[Given exercise] Write out the data below in full. Keep it exact.

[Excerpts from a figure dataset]
-- START --

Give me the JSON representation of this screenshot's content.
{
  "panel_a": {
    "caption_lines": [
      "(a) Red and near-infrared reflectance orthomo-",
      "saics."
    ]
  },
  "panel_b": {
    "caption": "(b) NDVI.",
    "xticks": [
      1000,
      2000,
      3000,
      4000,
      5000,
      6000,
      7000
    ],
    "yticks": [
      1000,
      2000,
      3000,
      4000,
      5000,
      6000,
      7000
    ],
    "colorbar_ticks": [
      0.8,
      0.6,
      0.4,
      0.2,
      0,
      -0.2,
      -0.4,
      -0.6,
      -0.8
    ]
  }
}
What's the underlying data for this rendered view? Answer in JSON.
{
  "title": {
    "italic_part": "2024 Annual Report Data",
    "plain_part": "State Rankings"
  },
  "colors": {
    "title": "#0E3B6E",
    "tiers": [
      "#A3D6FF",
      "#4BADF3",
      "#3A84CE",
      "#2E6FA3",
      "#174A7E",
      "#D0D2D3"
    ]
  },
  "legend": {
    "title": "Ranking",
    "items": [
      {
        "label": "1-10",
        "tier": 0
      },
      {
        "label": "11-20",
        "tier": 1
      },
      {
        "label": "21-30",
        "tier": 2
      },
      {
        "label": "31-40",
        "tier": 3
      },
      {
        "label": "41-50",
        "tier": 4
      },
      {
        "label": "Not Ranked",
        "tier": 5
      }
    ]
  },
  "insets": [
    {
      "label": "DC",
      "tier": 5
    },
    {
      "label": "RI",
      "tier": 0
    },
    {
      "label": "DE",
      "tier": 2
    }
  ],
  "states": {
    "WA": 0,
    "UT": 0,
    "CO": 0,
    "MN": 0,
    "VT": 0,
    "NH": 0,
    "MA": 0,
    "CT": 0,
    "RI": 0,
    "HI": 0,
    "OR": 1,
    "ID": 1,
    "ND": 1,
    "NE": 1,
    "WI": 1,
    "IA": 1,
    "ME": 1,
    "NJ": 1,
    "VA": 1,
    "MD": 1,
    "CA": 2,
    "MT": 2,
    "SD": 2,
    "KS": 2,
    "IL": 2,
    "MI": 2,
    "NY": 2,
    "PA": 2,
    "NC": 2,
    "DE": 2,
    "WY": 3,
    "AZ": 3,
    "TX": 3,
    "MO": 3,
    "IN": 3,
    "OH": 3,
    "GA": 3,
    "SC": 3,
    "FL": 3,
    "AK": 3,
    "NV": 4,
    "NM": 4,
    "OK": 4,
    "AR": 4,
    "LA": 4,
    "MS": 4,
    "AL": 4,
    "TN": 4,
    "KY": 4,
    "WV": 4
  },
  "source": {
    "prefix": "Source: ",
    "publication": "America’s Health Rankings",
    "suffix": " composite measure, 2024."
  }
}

-- END --

[Finished task]
Give me the JSON representation of this screenshot's content.
{
  "panel_a": {
    "caption_lines": [
      "(a) Red and near-infrared reflectance orthomo-",
      "saics."
    ]
  },
  "panel_b": {
    "caption": "(b) NDVI.",
    "xticks": [
      1000,
      2000,
      3000,
      4000,
      5000,
      6000,
      7000
    ],
    "yticks": [
      1000,
      2000,
      3000,
      4000,
      5000,
      6000,
      7000
    ],
    "colorbar_ticks": [
      0.8,
      0.6,
      0.4,
      0.2,
      0,
      -0.2,
      -0.4,
      -0.6,
      -0.8
    ]
  }
}
What's the underlying data for this rendered view? Answer in JSON.
{
  "title": {
    "italic_part": "2024 Annual Report Data",
    "plain_part": "State Rankings"
  },
  "colors": {
    "title": "#0E3B6E",
    "tiers": [
      "#A3D6FF",
      "#4BADF3",
      "#3A84CE",
      "#2E6FA3",
      "#174A7E",
      "#D0D2D3"
    ]
  },
  "legend": {
    "title": "Ranking",
    "items": [
      {
        "label": "1-10",
        "tier": 0
      },
      {
        "label": "11-20",
        "tier": 1
      },
      {
        "label": "21-30",
        "tier": 2
      },
      {
        "label": "31-40",
        "tier": 3
      },
      {
        "label": "41-50",
        "tier": 4
      },
      {
        "label": "Not Ranked",
        "tier": 5
      }
    ]
  },
  "insets": [
    {
      "label": "DC",
      "tier": 5
    },
    {
      "label": "RI",
      "tier": 0
    },
    {
      "label": "DE",
      "tier": 2
    }
  ],
  "states": {
    "WA": 0,
    "UT": 0,
    "CO": 0,
    "MN": 0,
    "VT": 0,
    "NH": 0,
    "MA": 0,
    "CT": 0,
    "RI": 0,
    "HI": 0,
    "OR": 1,
    "ID": 1,
    "ND": 1,
    "NE": 1,
    "WI": 1,
    "IA": 1,
    "ME": 1,
    "NJ": 1,
    "VA": 1,
    "MD": 1,
    "CA": 2,
    "MT": 2,
    "SD": 2,
    "KS": 2,
    "IL": 2,
    "MI": 2,
    "NY": 2,
    "PA": 2,
    "NC": 2,
    "DE": 2,
    "WY": 3,
    "AZ": 3,
    "TX": 3,
    "MO": 3,
    "IN": 3,
    "OH": 3,
    "GA": 3,
    "SC": 3,
    "FL": 3,
    "AK": 3,
    "NV": 4,
    "NM": 4,
    "OK": 4,
    "AR": 4,
    "LA": 4,
    "MS": 4,
    "AL": 4,
    "TN": 4,
    "KY": 4,
    "WV": 4
  },
  "source": {
    "prefix": "Source: ",
    "publication": "America’s Health Rankings",
    "suffix": " composite measure, 2024."
  }
}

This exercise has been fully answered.